Copy each line that contains the word "Lauro".

Data entries:
===============

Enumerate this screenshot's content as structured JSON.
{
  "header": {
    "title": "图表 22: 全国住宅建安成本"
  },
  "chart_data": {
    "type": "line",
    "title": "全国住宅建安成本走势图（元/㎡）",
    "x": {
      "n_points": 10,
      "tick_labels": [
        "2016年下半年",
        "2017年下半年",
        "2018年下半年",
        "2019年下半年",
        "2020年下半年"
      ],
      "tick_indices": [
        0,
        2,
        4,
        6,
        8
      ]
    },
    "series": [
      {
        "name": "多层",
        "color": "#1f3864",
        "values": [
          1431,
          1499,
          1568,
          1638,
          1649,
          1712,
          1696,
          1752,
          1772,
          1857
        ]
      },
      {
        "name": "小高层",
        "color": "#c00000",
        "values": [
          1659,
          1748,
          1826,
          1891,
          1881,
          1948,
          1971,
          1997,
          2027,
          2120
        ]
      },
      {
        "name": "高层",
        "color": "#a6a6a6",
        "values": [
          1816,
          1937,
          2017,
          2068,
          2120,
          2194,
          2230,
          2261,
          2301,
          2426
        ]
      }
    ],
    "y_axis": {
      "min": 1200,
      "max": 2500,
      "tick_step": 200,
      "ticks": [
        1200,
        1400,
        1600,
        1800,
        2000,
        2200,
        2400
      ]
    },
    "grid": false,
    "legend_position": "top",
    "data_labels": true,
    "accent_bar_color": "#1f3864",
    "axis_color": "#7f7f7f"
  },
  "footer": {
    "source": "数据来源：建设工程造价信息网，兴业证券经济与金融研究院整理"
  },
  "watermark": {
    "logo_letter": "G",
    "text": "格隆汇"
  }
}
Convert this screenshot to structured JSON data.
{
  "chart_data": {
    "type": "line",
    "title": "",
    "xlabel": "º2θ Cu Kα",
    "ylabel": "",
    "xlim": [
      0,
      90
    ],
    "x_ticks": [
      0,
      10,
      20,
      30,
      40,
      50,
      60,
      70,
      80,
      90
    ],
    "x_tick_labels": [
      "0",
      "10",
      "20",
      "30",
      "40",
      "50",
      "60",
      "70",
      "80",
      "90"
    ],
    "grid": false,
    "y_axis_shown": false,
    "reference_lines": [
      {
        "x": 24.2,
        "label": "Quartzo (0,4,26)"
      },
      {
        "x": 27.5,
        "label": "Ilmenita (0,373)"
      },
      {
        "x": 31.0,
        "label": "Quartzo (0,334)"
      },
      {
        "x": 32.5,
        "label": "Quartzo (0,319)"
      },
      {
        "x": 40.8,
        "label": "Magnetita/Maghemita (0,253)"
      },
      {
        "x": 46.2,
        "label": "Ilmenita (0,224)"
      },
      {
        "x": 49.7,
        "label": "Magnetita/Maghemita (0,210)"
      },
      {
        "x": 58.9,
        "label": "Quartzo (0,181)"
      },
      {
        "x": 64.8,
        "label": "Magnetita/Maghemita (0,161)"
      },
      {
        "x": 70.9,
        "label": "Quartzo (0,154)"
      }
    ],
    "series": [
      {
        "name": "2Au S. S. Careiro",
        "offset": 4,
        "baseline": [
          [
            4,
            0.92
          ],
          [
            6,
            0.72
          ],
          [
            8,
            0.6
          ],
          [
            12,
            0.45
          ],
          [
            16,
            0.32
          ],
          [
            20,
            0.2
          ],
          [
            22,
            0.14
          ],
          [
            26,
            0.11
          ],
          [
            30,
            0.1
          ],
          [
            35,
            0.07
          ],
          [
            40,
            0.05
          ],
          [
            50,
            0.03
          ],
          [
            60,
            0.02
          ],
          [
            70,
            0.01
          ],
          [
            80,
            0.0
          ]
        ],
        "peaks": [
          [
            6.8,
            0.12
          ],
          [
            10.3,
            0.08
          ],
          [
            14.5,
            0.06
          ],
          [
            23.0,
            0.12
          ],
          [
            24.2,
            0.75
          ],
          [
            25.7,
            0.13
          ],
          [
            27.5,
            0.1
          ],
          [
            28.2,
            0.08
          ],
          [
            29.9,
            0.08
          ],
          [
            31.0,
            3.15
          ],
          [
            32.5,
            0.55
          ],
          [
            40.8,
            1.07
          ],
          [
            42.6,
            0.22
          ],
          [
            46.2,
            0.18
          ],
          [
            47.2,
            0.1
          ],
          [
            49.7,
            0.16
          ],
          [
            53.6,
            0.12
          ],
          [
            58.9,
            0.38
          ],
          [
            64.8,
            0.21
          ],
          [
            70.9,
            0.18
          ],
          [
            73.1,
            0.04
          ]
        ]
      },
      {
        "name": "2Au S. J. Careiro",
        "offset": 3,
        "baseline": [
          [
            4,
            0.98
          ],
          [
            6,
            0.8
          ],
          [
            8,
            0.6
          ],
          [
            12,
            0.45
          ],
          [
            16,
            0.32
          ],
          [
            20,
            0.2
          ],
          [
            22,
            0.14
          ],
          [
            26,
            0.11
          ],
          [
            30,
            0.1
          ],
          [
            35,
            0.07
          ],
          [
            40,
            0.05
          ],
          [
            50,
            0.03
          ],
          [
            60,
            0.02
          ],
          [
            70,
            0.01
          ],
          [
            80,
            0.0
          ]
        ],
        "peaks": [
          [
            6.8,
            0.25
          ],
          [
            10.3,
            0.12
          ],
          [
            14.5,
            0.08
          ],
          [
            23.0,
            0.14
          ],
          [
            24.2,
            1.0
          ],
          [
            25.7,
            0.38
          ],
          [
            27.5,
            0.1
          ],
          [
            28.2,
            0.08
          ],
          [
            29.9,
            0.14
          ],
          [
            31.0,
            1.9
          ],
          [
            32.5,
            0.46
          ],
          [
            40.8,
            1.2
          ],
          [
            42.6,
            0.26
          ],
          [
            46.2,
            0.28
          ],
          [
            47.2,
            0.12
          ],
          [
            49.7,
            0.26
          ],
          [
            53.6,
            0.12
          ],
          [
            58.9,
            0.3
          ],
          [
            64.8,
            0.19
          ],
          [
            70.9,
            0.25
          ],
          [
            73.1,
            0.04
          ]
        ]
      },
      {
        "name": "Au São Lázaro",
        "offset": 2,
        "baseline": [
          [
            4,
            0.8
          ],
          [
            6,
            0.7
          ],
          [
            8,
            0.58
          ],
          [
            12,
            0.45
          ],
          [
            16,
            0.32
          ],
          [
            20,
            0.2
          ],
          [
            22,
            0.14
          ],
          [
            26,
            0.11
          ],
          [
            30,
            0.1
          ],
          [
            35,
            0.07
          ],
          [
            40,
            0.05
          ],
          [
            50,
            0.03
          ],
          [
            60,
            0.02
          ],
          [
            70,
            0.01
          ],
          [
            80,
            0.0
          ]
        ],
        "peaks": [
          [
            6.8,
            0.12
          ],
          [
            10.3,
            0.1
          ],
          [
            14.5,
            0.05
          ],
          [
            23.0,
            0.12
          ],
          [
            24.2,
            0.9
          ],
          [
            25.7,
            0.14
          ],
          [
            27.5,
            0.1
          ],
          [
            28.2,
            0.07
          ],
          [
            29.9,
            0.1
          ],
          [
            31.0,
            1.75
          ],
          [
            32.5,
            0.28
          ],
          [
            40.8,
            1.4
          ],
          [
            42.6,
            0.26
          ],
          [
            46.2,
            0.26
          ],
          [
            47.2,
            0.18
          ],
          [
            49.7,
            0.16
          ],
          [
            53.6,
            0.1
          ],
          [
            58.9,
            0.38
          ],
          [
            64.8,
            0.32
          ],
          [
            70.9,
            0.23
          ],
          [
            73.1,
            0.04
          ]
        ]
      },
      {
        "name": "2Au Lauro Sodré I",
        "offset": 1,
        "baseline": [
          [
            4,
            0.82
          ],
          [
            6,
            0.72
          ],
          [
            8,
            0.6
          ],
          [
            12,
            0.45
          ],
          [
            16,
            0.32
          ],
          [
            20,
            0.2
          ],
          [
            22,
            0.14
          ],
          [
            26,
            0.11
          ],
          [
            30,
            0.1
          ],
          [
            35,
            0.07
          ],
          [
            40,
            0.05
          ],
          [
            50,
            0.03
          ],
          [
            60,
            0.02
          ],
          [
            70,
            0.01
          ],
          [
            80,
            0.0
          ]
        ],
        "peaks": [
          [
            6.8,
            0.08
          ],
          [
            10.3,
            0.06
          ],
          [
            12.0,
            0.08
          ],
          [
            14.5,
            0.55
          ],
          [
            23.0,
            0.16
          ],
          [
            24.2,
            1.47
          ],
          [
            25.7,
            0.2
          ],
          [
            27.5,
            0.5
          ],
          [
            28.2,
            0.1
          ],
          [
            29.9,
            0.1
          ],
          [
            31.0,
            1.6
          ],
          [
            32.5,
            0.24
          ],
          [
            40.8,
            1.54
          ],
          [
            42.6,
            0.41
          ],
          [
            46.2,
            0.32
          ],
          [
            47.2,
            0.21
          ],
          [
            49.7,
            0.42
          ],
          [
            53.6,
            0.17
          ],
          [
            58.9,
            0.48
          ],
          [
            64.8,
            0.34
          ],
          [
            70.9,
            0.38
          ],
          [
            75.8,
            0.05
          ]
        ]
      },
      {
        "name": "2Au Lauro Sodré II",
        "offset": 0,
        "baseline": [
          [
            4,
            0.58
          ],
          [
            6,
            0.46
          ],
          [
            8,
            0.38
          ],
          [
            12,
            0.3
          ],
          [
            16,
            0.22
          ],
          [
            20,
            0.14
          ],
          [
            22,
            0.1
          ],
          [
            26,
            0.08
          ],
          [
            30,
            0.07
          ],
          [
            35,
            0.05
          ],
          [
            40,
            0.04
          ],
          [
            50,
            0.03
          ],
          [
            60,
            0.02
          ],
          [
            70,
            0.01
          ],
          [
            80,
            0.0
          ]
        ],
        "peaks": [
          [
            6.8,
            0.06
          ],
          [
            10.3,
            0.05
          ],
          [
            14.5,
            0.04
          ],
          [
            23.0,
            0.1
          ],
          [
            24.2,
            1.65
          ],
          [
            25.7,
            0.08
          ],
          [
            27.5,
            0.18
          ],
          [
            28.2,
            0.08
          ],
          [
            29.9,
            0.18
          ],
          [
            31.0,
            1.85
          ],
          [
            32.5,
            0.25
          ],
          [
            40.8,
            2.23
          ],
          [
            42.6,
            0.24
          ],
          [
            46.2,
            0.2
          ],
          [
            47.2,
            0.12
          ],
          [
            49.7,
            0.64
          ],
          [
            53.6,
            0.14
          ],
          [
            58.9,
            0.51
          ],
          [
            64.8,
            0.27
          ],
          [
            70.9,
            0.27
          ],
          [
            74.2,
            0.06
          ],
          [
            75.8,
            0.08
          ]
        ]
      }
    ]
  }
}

===============

▶ [REPLY]:
        "name": "2Au Lauro Sodré I",
        "name": "2Au Lauro Sodré II",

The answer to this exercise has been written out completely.